==== Extracted data ====
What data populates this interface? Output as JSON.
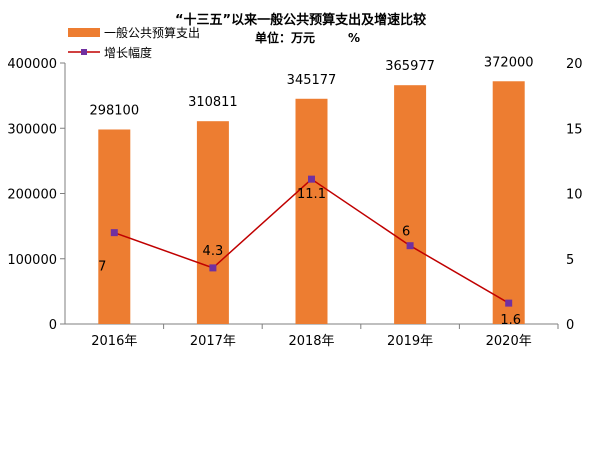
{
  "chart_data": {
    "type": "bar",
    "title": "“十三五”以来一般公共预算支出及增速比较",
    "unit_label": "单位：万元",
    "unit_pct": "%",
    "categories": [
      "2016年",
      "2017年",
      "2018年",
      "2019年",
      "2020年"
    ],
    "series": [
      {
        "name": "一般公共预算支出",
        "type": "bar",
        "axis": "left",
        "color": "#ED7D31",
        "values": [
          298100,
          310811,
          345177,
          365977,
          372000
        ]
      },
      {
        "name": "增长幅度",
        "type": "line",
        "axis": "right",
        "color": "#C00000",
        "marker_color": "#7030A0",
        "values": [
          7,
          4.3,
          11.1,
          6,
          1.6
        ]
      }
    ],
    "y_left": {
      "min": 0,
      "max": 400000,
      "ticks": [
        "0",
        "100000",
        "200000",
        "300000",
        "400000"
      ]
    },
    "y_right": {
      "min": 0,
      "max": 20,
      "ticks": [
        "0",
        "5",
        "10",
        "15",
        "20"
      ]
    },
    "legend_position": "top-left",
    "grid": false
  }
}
====
(Exercise task): Write the listing above out again exactly, dropping each image.

(Exercise result):
What data populates this interface? Output as JSON.
{
  "chart_data": {
    "type": "bar",
    "title": "“十三五”以来一般公共预算支出及增速比较",
    "unit_label": "单位：万元",
    "unit_pct": "%",
    "categories": [
      "2016年",
      "2017年",
      "2018年",
      "2019年",
      "2020年"
    ],
    "series": [
      {
        "name": "一般公共预算支出",
        "type": "bar",
        "axis": "left",
        "color": "#ED7D31",
        "values": [
          298100,
          310811,
          345177,
          365977,
          372000
        ]
      },
      {
        "name": "增长幅度",
        "type": "line",
        "axis": "right",
        "color": "#C00000",
        "marker_color": "#7030A0",
        "values": [
          7,
          4.3,
          11.1,
          6,
          1.6
        ]
      }
    ],
    "y_left": {
      "min": 0,
      "max": 400000,
      "ticks": [
        "0",
        "100000",
        "200000",
        "300000",
        "400000"
      ]
    },
    "y_right": {
      "min": 0,
      "max": 20,
      "ticks": [
        "0",
        "5",
        "10",
        "15",
        "20"
      ]
    },
    "legend_position": "top-left",
    "grid": false
  }
}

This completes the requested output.